WHAT NEEDS TO BE DONE: Keep the wording of each record exactly the same when you repeat it, and leave out pictures.

DATASET ROWS:
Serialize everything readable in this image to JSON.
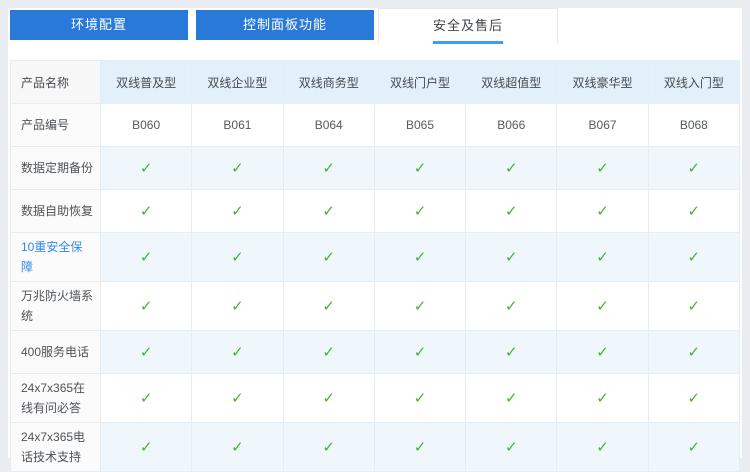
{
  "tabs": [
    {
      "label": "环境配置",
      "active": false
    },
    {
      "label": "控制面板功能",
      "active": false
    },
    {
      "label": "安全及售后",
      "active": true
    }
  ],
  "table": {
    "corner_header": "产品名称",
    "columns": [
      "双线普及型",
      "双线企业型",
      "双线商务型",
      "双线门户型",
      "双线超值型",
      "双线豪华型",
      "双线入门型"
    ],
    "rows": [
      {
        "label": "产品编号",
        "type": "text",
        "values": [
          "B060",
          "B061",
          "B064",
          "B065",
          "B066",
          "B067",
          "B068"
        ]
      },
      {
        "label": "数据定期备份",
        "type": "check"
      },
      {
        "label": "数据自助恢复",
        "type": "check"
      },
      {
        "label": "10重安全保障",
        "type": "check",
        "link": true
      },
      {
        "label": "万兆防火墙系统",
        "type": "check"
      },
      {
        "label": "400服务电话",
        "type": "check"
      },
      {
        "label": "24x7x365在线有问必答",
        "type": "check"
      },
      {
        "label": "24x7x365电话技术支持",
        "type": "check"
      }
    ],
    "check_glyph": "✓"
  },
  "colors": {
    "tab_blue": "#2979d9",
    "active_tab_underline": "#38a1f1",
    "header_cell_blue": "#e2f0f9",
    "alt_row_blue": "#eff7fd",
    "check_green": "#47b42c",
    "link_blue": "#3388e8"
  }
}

CORRECT ANSWER:
Serialize everything readable in this image to JSON.
{
  "tabs": [
    {
      "label": "环境配置",
      "active": false
    },
    {
      "label": "控制面板功能",
      "active": false
    },
    {
      "label": "安全及售后",
      "active": true
    }
  ],
  "table": {
    "corner_header": "产品名称",
    "columns": [
      "双线普及型",
      "双线企业型",
      "双线商务型",
      "双线门户型",
      "双线超值型",
      "双线豪华型",
      "双线入门型"
    ],
    "rows": [
      {
        "label": "产品编号",
        "type": "text",
        "values": [
          "B060",
          "B061",
          "B064",
          "B065",
          "B066",
          "B067",
          "B068"
        ]
      },
      {
        "label": "数据定期备份",
        "type": "check"
      },
      {
        "label": "数据自助恢复",
        "type": "check"
      },
      {
        "label": "10重安全保障",
        "type": "check",
        "link": true
      },
      {
        "label": "万兆防火墙系统",
        "type": "check"
      },
      {
        "label": "400服务电话",
        "type": "check"
      },
      {
        "label": "24x7x365在线有问必答",
        "type": "check"
      },
      {
        "label": "24x7x365电话技术支持",
        "type": "check"
      }
    ],
    "check_glyph": "✓"
  },
  "colors": {
    "tab_blue": "#2979d9",
    "active_tab_underline": "#38a1f1",
    "header_cell_blue": "#e2f0f9",
    "alt_row_blue": "#eff7fd",
    "check_green": "#47b42c",
    "link_blue": "#3388e8"
  }
}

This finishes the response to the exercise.